• _Task to carry out_
Pull out every line below containing the word "localhost".

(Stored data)
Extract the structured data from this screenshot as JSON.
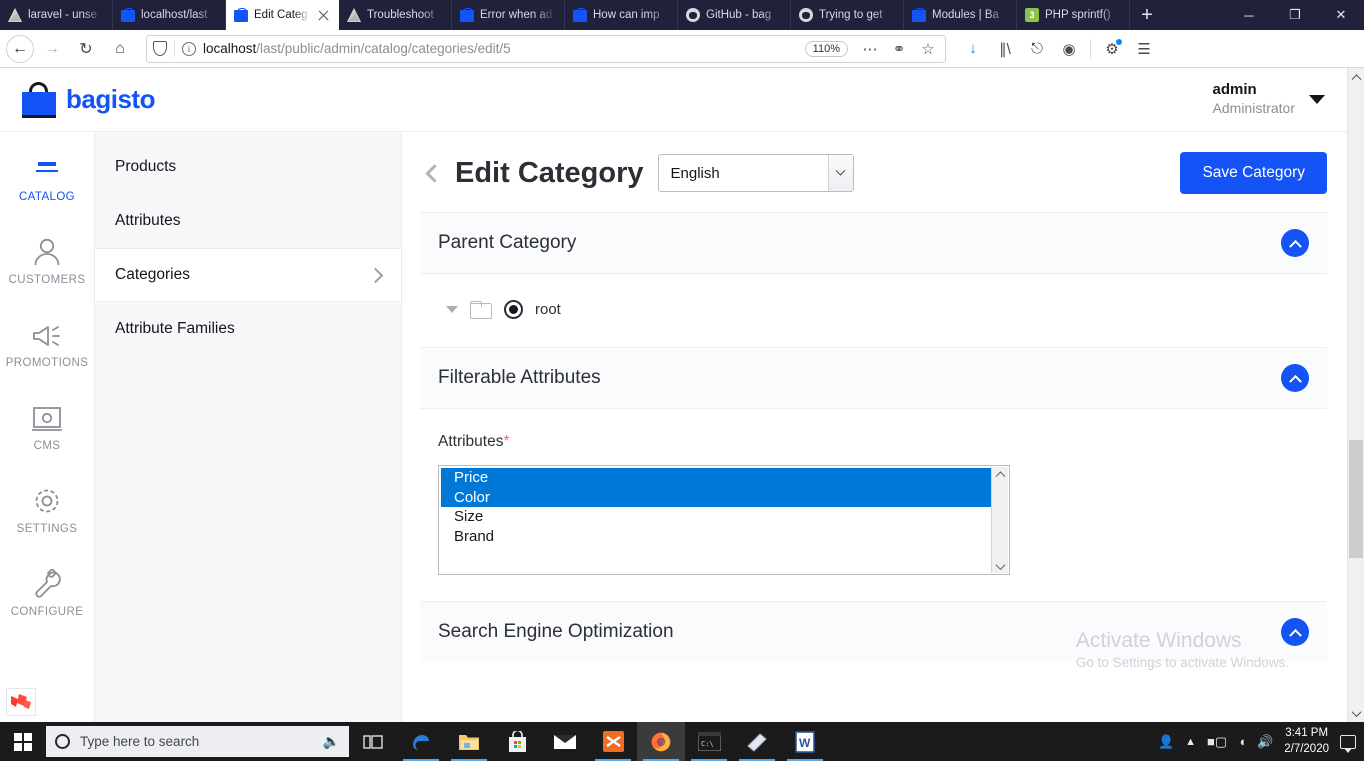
{
  "browser": {
    "tabs": [
      {
        "title": "laravel - unse",
        "favicon": "laravel-icon",
        "active": false,
        "closable": false
      },
      {
        "title": "localhost/last",
        "favicon": "bagisto-icon",
        "active": false,
        "closable": false
      },
      {
        "title": "Edit Categ",
        "favicon": "bagisto-icon",
        "active": true,
        "closable": true
      },
      {
        "title": "Troubleshoot",
        "favicon": "laravel-icon",
        "active": false,
        "closable": false
      },
      {
        "title": "Error when ad",
        "favicon": "bagisto-icon",
        "active": false,
        "closable": false
      },
      {
        "title": "How can imp",
        "favicon": "bagisto-icon",
        "active": false,
        "closable": false
      },
      {
        "title": "GitHub - bag",
        "favicon": "github-icon",
        "active": false,
        "closable": false
      },
      {
        "title": "Trying to get",
        "favicon": "github-icon",
        "active": false,
        "closable": false
      },
      {
        "title": "Modules | Ba",
        "favicon": "bagisto-icon",
        "active": false,
        "closable": false
      },
      {
        "title": "PHP sprintf()",
        "favicon": "php-icon",
        "active": false,
        "closable": false
      }
    ],
    "new_tab_label": "+",
    "window_controls": {
      "minimize": "─",
      "maximize": "❐",
      "close": "✕"
    },
    "url_prefix": "localhost",
    "url_path": "/last/public/admin/catalog/categories/edit/5",
    "zoom_level": "110%"
  },
  "header": {
    "logo_text": "bagisto",
    "username": "admin",
    "role": "Administrator"
  },
  "rail_nav": {
    "items": [
      {
        "label": "CATALOG",
        "icon": "catalog-icon",
        "active": true
      },
      {
        "label": "CUSTOMERS",
        "icon": "customers-icon",
        "active": false
      },
      {
        "label": "PROMOTIONS",
        "icon": "promotions-icon",
        "active": false
      },
      {
        "label": "CMS",
        "icon": "cms-icon",
        "active": false
      },
      {
        "label": "SETTINGS",
        "icon": "settings-icon",
        "active": false
      },
      {
        "label": "CONFIGURE",
        "icon": "configure-icon",
        "active": false
      }
    ]
  },
  "sub_nav": {
    "items": [
      {
        "label": "Products",
        "active": false
      },
      {
        "label": "Attributes",
        "active": false
      },
      {
        "label": "Categories",
        "active": true
      },
      {
        "label": "Attribute Families",
        "active": false
      }
    ]
  },
  "main": {
    "title": "Edit Category",
    "language_selected": "English",
    "save_label": "Save Category",
    "panels": [
      {
        "title": "Parent Category"
      },
      {
        "title": "Filterable Attributes"
      },
      {
        "title": "Search Engine Optimization"
      }
    ],
    "parent_category": {
      "tree_node_label": "root",
      "selected": true
    },
    "attributes_field": {
      "label": "Attributes",
      "required_marker": "*",
      "options": [
        {
          "label": "Price",
          "selected": true
        },
        {
          "label": "Color",
          "selected": true
        },
        {
          "label": "Size",
          "selected": false
        },
        {
          "label": "Brand",
          "selected": false
        }
      ]
    }
  },
  "watermark": {
    "title": "Activate Windows",
    "subtitle": "Go to Settings to activate Windows."
  },
  "taskbar": {
    "search_placeholder": "Type here to search",
    "apps": [
      {
        "name": "task-view",
        "running": false
      },
      {
        "name": "edge",
        "running": true
      },
      {
        "name": "file-explorer",
        "running": true
      },
      {
        "name": "microsoft-store",
        "running": false
      },
      {
        "name": "mail",
        "running": false
      },
      {
        "name": "xampp",
        "running": true
      },
      {
        "name": "firefox",
        "running": true,
        "active": true
      },
      {
        "name": "command-prompt",
        "running": true
      },
      {
        "name": "sticky-notes",
        "running": true
      },
      {
        "name": "word",
        "running": true
      }
    ],
    "time": "3:41 PM",
    "date": "2/7/2020"
  },
  "colors": {
    "brand_blue": "#1453f5",
    "select_blue": "#0078d7",
    "required_red": "#f4706b",
    "chrome_dark": "#20223b"
  }
}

• _Exercise result_
        "title": "localhost/last",
    "url_prefix": "localhost",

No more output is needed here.